■ **Written task**
Find the lines that contain the word "Pravac" and copy each one.

-- BEGIN Input data --

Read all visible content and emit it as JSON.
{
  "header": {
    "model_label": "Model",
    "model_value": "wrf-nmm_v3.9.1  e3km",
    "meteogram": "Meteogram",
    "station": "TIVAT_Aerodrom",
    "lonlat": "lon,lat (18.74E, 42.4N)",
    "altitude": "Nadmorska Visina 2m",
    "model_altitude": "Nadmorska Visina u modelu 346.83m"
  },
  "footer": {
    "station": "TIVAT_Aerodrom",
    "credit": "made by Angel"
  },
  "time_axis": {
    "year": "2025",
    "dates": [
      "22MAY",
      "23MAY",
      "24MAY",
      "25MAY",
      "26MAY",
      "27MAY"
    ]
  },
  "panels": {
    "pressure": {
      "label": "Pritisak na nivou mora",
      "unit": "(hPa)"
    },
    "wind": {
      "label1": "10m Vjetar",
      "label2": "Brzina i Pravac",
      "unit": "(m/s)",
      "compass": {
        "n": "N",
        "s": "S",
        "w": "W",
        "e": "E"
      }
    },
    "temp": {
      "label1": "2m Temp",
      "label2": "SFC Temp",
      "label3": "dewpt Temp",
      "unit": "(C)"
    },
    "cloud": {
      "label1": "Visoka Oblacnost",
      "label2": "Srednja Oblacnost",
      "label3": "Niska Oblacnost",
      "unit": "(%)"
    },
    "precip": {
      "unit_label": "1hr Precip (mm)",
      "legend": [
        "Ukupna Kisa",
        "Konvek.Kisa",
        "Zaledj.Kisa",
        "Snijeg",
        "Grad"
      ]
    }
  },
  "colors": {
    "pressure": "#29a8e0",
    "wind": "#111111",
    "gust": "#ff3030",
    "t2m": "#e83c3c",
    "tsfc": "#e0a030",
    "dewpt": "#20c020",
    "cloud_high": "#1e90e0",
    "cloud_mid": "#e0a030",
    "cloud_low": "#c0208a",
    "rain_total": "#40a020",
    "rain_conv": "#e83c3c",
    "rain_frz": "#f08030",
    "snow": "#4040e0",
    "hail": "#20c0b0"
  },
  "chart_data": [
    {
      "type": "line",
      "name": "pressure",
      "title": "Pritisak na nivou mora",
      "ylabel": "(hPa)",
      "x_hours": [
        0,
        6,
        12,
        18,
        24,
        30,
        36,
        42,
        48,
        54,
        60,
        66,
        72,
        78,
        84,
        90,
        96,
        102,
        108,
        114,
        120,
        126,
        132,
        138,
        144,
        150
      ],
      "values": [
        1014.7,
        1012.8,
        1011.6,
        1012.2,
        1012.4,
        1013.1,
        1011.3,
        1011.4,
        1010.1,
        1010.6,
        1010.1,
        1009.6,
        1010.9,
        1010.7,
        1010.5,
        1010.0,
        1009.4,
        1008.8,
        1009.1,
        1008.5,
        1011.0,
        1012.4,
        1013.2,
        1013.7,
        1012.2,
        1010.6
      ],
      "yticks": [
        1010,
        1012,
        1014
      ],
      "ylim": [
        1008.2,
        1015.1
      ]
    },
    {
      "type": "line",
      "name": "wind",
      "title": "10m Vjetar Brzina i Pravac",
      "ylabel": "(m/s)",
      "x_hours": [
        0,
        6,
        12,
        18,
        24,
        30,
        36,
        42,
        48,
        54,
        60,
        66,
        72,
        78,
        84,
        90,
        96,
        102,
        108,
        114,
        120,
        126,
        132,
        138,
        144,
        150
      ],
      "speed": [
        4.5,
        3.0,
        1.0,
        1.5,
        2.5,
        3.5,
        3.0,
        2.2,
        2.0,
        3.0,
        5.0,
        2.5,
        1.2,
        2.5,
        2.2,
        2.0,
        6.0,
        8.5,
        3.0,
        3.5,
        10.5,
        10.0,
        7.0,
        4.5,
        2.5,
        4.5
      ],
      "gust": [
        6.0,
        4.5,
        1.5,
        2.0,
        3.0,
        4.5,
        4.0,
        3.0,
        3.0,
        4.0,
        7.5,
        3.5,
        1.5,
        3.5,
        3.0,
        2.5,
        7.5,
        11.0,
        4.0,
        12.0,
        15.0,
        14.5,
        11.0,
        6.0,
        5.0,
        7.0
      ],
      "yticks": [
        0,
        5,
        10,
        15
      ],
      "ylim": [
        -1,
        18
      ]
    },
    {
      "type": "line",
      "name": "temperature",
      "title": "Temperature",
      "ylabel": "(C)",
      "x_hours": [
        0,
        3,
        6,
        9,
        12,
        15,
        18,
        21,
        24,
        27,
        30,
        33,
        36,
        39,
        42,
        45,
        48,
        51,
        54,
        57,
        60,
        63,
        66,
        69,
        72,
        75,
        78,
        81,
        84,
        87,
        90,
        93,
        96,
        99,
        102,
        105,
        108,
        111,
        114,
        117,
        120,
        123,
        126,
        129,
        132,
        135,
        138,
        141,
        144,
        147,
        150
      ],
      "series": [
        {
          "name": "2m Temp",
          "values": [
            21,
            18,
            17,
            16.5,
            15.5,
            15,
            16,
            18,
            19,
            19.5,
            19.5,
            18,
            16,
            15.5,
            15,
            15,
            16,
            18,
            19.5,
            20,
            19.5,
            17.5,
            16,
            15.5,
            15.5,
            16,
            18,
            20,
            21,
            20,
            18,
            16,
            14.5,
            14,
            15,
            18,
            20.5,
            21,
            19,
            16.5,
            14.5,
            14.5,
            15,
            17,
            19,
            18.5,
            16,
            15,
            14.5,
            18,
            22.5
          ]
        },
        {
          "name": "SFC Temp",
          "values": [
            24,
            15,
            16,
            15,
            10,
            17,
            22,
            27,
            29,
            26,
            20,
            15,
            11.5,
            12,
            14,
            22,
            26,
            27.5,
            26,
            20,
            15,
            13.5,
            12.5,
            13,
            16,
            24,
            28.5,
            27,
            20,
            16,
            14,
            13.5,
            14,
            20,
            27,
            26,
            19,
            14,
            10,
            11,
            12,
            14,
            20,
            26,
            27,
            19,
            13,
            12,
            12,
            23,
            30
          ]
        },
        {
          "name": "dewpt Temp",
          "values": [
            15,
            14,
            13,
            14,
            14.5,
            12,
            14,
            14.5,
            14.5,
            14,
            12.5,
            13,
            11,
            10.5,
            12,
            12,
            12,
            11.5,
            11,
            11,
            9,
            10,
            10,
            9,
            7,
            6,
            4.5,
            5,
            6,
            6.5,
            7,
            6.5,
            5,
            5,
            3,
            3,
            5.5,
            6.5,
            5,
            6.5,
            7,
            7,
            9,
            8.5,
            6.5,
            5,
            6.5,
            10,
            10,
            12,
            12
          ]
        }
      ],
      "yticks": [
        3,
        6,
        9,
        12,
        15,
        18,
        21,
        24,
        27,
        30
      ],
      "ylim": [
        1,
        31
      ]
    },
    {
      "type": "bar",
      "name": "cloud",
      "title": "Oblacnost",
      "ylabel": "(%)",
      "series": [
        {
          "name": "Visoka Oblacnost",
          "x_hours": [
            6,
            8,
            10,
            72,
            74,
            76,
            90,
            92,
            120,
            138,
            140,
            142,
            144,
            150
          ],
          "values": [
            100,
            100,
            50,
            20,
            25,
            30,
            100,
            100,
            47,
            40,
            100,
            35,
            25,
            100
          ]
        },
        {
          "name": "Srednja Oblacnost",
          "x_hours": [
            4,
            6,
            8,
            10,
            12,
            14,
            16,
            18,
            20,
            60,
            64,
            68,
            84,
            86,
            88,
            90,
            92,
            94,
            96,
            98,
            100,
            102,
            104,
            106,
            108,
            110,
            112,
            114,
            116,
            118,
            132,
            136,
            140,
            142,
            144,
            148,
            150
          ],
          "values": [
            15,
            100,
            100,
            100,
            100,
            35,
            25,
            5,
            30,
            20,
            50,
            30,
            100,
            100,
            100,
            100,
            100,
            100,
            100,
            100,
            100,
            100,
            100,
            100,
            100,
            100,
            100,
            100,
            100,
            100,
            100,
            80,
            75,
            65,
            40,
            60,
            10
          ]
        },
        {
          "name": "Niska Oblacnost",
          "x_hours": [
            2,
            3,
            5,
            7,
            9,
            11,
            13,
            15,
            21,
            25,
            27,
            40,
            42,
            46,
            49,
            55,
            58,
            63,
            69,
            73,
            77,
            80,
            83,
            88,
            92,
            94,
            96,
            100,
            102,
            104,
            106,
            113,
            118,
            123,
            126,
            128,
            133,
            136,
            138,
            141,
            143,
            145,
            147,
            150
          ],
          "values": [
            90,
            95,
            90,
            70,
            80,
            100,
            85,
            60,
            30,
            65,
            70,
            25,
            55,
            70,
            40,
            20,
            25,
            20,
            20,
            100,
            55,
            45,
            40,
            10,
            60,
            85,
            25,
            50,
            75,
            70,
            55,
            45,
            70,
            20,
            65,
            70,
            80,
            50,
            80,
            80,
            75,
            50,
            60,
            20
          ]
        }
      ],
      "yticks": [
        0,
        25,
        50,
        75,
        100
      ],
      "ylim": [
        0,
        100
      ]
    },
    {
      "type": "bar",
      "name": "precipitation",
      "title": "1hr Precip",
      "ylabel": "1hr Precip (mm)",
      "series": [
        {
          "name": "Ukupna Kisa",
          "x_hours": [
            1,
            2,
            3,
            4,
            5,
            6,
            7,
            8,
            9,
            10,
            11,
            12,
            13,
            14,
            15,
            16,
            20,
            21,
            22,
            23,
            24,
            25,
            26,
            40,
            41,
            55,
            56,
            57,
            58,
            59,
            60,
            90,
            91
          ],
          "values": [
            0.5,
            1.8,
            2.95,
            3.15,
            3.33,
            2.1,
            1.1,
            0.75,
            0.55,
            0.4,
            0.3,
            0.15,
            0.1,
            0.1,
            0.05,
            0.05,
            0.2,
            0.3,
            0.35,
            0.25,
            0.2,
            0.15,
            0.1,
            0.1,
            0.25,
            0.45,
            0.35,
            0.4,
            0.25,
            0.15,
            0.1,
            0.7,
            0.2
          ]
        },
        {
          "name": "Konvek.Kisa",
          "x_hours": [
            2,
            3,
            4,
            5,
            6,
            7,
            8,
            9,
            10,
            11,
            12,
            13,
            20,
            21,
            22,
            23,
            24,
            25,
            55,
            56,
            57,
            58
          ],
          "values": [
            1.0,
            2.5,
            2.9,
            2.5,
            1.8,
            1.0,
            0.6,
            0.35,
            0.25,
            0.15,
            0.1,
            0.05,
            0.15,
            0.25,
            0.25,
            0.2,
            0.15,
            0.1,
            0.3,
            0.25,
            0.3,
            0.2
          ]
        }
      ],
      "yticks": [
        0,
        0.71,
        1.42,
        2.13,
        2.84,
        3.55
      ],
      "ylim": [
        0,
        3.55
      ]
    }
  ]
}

-- END Input data --

■ **Final answer**
      "label2": "Brzina i Pravac",
      "title": "10m Vjetar Brzina i Pravac",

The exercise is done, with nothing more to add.